→ ИСХОДНЫЕ ДАННЫЕ:
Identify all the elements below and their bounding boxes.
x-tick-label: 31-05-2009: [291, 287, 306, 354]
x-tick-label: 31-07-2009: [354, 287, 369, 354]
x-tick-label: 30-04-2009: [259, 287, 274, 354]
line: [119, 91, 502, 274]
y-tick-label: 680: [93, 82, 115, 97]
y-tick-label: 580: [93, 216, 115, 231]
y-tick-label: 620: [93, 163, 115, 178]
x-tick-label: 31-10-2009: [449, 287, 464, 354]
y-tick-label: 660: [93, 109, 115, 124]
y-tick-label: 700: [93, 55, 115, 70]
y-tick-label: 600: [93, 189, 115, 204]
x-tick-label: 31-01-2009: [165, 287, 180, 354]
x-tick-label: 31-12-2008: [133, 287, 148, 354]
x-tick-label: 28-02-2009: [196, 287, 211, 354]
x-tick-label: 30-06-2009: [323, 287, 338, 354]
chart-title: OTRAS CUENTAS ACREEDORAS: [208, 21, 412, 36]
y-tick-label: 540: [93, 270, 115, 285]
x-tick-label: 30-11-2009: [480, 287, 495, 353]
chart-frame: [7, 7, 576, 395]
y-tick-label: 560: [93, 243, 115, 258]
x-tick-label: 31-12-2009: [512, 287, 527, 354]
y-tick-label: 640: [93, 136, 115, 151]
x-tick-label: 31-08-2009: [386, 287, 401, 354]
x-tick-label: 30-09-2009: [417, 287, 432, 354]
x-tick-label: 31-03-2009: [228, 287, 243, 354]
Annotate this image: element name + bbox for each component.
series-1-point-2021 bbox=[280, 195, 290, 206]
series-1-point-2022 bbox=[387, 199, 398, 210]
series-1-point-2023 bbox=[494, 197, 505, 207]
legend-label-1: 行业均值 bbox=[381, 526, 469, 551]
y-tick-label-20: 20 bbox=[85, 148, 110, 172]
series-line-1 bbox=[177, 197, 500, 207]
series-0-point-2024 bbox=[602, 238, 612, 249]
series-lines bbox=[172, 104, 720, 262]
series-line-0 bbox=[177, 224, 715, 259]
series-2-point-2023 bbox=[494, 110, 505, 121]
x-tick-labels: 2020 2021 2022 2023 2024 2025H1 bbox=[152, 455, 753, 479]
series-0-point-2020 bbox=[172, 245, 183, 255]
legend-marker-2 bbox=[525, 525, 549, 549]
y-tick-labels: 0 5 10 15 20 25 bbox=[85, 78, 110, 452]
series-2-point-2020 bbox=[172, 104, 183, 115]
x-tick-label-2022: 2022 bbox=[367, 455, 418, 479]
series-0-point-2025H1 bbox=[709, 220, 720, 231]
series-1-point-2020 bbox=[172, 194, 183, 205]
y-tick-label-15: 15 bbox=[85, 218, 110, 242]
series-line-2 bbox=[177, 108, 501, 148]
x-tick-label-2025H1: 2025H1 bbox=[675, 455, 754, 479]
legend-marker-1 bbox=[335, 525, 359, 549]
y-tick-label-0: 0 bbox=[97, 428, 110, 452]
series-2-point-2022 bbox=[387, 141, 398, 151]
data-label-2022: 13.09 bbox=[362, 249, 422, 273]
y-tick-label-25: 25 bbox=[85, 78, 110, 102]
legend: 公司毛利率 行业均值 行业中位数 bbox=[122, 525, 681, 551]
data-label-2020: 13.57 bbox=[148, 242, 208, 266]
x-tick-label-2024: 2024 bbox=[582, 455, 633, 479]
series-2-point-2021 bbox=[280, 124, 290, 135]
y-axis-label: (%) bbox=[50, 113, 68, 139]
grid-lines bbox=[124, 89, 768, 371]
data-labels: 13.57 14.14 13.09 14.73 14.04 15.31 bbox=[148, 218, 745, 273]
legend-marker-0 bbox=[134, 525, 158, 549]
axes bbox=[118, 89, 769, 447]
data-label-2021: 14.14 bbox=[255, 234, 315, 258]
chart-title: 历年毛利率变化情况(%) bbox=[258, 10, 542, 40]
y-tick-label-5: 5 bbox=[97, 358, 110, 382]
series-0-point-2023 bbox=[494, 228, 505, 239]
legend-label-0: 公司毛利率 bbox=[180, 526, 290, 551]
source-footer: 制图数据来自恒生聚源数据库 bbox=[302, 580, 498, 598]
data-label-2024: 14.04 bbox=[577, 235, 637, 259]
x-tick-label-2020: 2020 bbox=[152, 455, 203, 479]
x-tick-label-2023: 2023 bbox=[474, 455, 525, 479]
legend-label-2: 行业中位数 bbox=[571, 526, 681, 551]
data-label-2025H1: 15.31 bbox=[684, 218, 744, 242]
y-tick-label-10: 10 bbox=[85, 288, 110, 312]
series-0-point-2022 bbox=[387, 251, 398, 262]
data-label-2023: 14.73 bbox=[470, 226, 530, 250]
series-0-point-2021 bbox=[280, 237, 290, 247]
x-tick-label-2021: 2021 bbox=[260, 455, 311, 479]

→ ЗАДАНИЕ И ТРЕБОВАНИЯ: Отредактируйте все данные выше: везде замените «chart-title» на «plot-title». Остальное оставьте как есть.

→ ВЫПОЛНЕННОЕ ЗАДАНИЕ:
Identify all the elements below and their bounding boxes.
x-tick-label: 31-05-2009: [291, 287, 306, 354]
x-tick-label: 31-07-2009: [354, 287, 369, 354]
x-tick-label: 30-04-2009: [259, 287, 274, 354]
line: [119, 91, 502, 274]
y-tick-label: 680: [93, 82, 115, 97]
y-tick-label: 580: [93, 216, 115, 231]
y-tick-label: 620: [93, 163, 115, 178]
x-tick-label: 31-10-2009: [449, 287, 464, 354]
y-tick-label: 660: [93, 109, 115, 124]
y-tick-label: 700: [93, 55, 115, 70]
y-tick-label: 600: [93, 189, 115, 204]
x-tick-label: 31-01-2009: [165, 287, 180, 354]
x-tick-label: 31-12-2008: [133, 287, 148, 354]
x-tick-label: 28-02-2009: [196, 287, 211, 354]
x-tick-label: 30-06-2009: [323, 287, 338, 354]
plot-title: OTRAS CUENTAS ACREEDORAS: [208, 21, 412, 36]
y-tick-label: 540: [93, 270, 115, 285]
x-tick-label: 30-11-2009: [480, 287, 495, 353]
chart-frame: [7, 7, 576, 395]
y-tick-label: 560: [93, 243, 115, 258]
x-tick-label: 31-12-2009: [512, 287, 527, 354]
y-tick-label: 640: [93, 136, 115, 151]
x-tick-label: 31-08-2009: [386, 287, 401, 354]
x-tick-label: 30-09-2009: [417, 287, 432, 354]
x-tick-label: 31-03-2009: [228, 287, 243, 354]
Annotate this image: element name + bbox for each component.
series-1-point-2021 bbox=[280, 195, 290, 206]
series-1-point-2022 bbox=[387, 199, 398, 210]
series-1-point-2023 bbox=[494, 197, 505, 207]
legend-label-1: 行业均值 bbox=[381, 526, 469, 551]
y-tick-label-20: 20 bbox=[85, 148, 110, 172]
series-line-1 bbox=[177, 197, 500, 207]
series-0-point-2024 bbox=[602, 238, 612, 249]
series-lines bbox=[172, 104, 720, 262]
series-line-0 bbox=[177, 224, 715, 259]
series-2-point-2023 bbox=[494, 110, 505, 121]
x-tick-labels: 2020 2021 2022 2023 2024 2025H1 bbox=[152, 455, 753, 479]
series-0-point-2020 bbox=[172, 245, 183, 255]
legend-marker-2 bbox=[525, 525, 549, 549]
y-tick-labels: 0 5 10 15 20 25 bbox=[85, 78, 110, 452]
series-2-point-2020 bbox=[172, 104, 183, 115]
x-tick-label-2022: 2022 bbox=[367, 455, 418, 479]
series-0-point-2025H1 bbox=[709, 220, 720, 231]
series-1-point-2020 bbox=[172, 194, 183, 205]
y-tick-label-15: 15 bbox=[85, 218, 110, 242]
series-line-2 bbox=[177, 108, 501, 148]
x-tick-label-2025H1: 2025H1 bbox=[675, 455, 754, 479]
legend-marker-1 bbox=[335, 525, 359, 549]
y-tick-label-0: 0 bbox=[97, 428, 110, 452]
series-2-point-2022 bbox=[387, 141, 398, 151]
data-label-2022: 13.09 bbox=[362, 249, 422, 273]
y-tick-label-25: 25 bbox=[85, 78, 110, 102]
legend: 公司毛利率 行业均值 行业中位数 bbox=[122, 525, 681, 551]
data-label-2020: 13.57 bbox=[148, 242, 208, 266]
x-tick-label-2024: 2024 bbox=[582, 455, 633, 479]
series-2-point-2021 bbox=[280, 124, 290, 135]
y-axis-label: (%) bbox=[50, 113, 68, 139]
grid-lines bbox=[124, 89, 768, 371]
data-labels: 13.57 14.14 13.09 14.73 14.04 15.31 bbox=[148, 218, 745, 273]
legend-marker-0 bbox=[134, 525, 158, 549]
axes bbox=[118, 89, 769, 447]
data-label-2021: 14.14 bbox=[255, 234, 315, 258]
plot-title: 历年毛利率变化情况(%) bbox=[258, 10, 542, 40]
y-tick-label-5: 5 bbox=[97, 358, 110, 382]
series-0-point-2023 bbox=[494, 228, 505, 239]
legend-label-0: 公司毛利率 bbox=[180, 526, 290, 551]
source-footer: 制图数据来自恒生聚源数据库 bbox=[302, 580, 498, 598]
data-label-2024: 14.04 bbox=[577, 235, 637, 259]
x-tick-label-2020: 2020 bbox=[152, 455, 203, 479]
x-tick-label-2023: 2023 bbox=[474, 455, 525, 479]
legend-label-2: 行业中位数 bbox=[571, 526, 681, 551]
data-label-2025H1: 15.31 bbox=[684, 218, 744, 242]
y-tick-label-10: 10 bbox=[85, 288, 110, 312]
series-0-point-2022 bbox=[387, 251, 398, 262]
data-label-2023: 14.73 bbox=[470, 226, 530, 250]
series-0-point-2021 bbox=[280, 237, 290, 247]
x-tick-label-2021: 2021 bbox=[260, 455, 311, 479]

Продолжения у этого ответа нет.